**Stated exercise:** Each entry below is to be written out exactly, and the pictures are to be left out.

**Exercise materials:**
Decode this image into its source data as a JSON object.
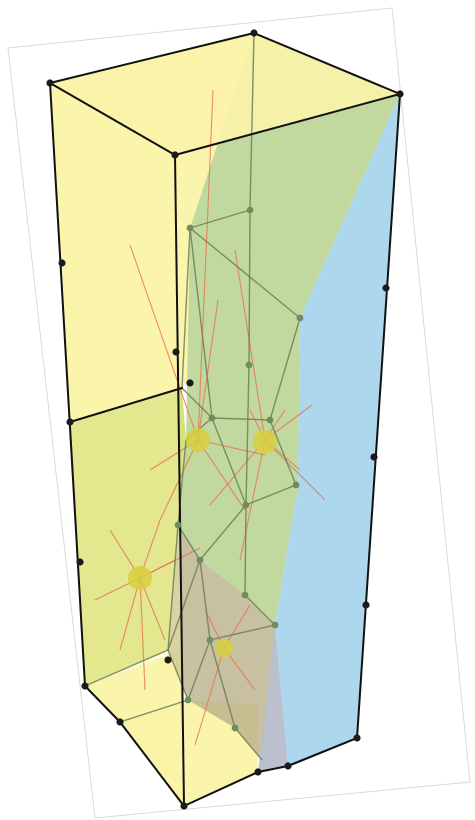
{
  "diagram": {
    "kind": "3D polyhedral cell decomposition inside a rectangular box",
    "colors": {
      "background": "#ffffff",
      "page_border": "#d9d9d9",
      "cell_yellow": "#fbf3a8",
      "cell_green": "#b6d28e",
      "cell_olive": "#cfdc6a",
      "cell_blue": "#a8d5ec",
      "cell_taupe": "#b9b08a",
      "cell_grey": "#b8bccb",
      "edge": "#111111",
      "inner_edge": "#6b7f55",
      "ray": "#e8704e",
      "site": "#d7cf3e",
      "vertex": "#1b1b1b",
      "green_vertex": "#6f8c5a"
    }
  }
}
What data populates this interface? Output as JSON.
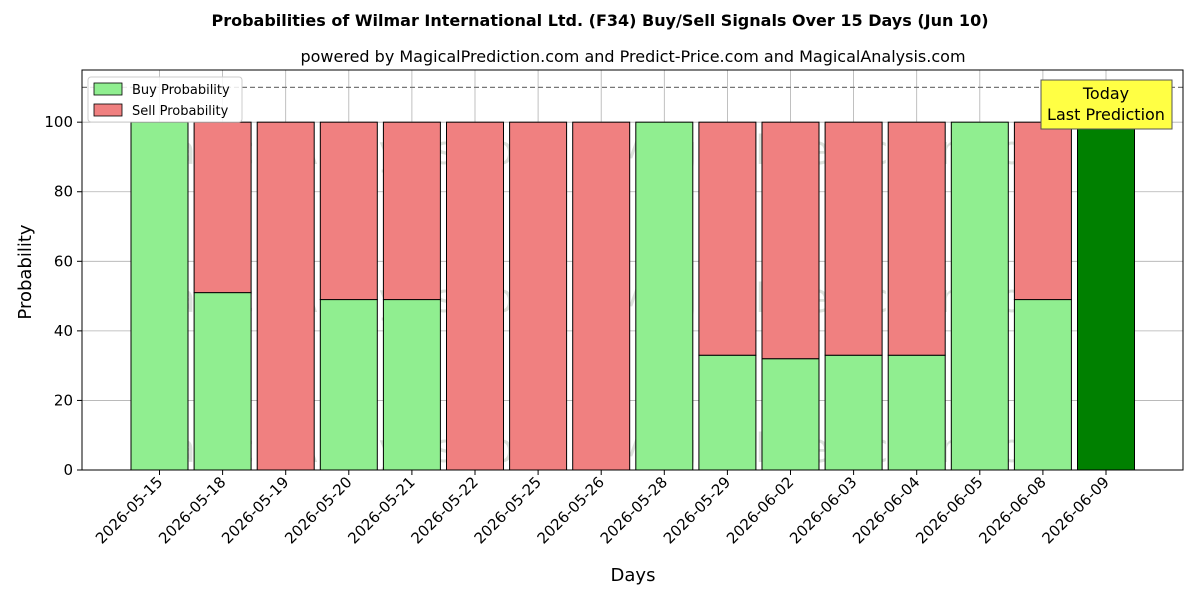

**Expected answer:**
Decode this image into its source data as a JSON object.
{
  "diagram": {
    "kind": "3D polyhedral cell decomposition inside a rectangular box",
    "colors": {
      "background": "#ffffff",
      "page_border": "#d9d9d9",
      "cell_yellow": "#fbf3a8",
      "cell_green": "#b6d28e",
      "cell_olive": "#cfdc6a",
      "cell_blue": "#a8d5ec",
      "cell_taupe": "#b9b08a",
      "cell_grey": "#b8bccb",
      "edge": "#111111",
      "inner_edge": "#6b7f55",
      "ray": "#e8704e",
      "site": "#d7cf3e",
      "vertex": "#1b1b1b",
      "green_vertex": "#6f8c5a"
    }
  }
}
What data populates this interface? Output as JSON.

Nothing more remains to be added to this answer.